Items from a dataset:
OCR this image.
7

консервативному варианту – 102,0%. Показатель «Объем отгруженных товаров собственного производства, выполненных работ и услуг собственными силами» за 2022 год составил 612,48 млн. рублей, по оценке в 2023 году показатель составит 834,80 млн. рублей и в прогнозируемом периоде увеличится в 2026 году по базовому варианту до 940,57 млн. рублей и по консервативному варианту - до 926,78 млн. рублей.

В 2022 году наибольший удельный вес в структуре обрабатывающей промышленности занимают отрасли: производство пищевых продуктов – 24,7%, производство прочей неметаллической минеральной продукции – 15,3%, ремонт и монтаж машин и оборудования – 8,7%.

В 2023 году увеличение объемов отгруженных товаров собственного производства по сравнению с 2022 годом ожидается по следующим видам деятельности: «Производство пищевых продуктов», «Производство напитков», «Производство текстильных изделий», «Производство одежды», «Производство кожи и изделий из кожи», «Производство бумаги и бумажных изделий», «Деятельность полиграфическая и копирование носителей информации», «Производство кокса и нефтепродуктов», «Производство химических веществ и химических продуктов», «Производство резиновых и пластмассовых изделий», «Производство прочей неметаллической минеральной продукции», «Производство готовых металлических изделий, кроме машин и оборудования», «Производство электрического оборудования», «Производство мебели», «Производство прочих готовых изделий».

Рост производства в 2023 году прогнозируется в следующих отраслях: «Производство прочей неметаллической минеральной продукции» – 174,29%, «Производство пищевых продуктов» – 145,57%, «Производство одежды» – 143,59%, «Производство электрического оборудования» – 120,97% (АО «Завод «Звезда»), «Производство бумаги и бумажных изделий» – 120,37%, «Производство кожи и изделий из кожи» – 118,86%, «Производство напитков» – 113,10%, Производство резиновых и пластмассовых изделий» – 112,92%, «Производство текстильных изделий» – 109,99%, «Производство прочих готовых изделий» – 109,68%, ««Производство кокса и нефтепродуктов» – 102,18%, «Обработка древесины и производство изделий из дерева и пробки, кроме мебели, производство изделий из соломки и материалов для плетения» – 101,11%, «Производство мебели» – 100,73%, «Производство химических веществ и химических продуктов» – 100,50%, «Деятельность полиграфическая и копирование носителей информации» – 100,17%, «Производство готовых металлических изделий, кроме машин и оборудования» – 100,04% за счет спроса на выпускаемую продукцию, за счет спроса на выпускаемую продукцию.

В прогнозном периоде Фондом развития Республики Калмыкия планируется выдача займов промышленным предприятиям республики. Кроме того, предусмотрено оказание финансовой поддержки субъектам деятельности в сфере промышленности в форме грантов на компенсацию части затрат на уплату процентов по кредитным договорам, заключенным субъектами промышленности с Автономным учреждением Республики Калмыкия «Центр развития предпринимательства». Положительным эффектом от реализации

**Exercise brief:** Print the listing above in its entirety, with every line exact.

**Written answer:**
OCR this image.
7

консервативному варианту – 102,0%. Показатель «Объем отгруженных товаров собственного производства, выполненных работ и услуг собственными силами» за 2022 год составил 612,48 млн. рублей, по оценке в 2023 году показатель составит 834,80 млн. рублей и в прогнозируемом периоде увеличится в 2026 году по базовому варианту до 940,57 млн. рублей и по консервативному варианту - до 926,78 млн. рублей.

В 2022 году наибольший удельный вес в структуре обрабатывающей промышленности занимают отрасли: производство пищевых продуктов – 24,7%, производство прочей неметаллической минеральной продукции – 15,3%, ремонт и монтаж машин и оборудования – 8,7%.

В 2023 году увеличение объемов отгруженных товаров собственного производства по сравнению с 2022 годом ожидается по следующим видам деятельности: «Производство пищевых продуктов», «Производство напитков», «Производство текстильных изделий», «Производство одежды», «Производство кожи и изделий из кожи», «Производство бумаги и бумажных изделий», «Деятельность полиграфическая и копирование носителей информации», «Производство кокса и нефтепродуктов», «Производство химических веществ и химических продуктов», «Производство резиновых и пластмассовых изделий», «Производство прочей неметаллической минеральной продукции», «Производство готовых металлических изделий, кроме машин и оборудования», «Производство электрического оборудования», «Производство мебели», «Производство прочих готовых изделий».

Рост производства в 2023 году прогнозируется в следующих отраслях: «Производство прочей неметаллической минеральной продукции» – 174,29%, «Производство пищевых продуктов» – 145,57%, «Производство одежды» – 143,59%, «Производство электрического оборудования» – 120,97% (АО «Завод «Звезда»), «Производство бумаги и бумажных изделий» – 120,37%, «Производство кожи и изделий из кожи» – 118,86%, «Производство напитков» – 113,10%, Производство резиновых и пластмассовых изделий» – 112,92%, «Производство текстильных изделий» – 109,99%, «Производство прочих готовых изделий» – 109,68%, ««Производство кокса и нефтепродуктов» – 102,18%, «Обработка древесины и производство изделий из дерева и пробки, кроме мебели, производство изделий из соломки и материалов для плетения» – 101,11%, «Производство мебели» – 100,73%, «Производство химических веществ и химических продуктов» – 100,50%, «Деятельность полиграфическая и копирование носителей информации» – 100,17%, «Производство готовых металлических изделий, кроме машин и оборудования» – 100,04% за счет спроса на выпускаемую продукцию, за счет спроса на выпускаемую продукцию.

В прогнозном периоде Фондом развития Республики Калмыкия планируется выдача займов промышленным предприятиям республики. Кроме того, предусмотрено оказание финансовой поддержки субъектам деятельности в сфере промышленности в форме грантов на компенсацию части затрат на уплату процентов по кредитным договорам, заключенным субъектами промышленности с Автономным учреждением Республики Калмыкия «Центр развития предпринимательства». Положительным эффектом от реализации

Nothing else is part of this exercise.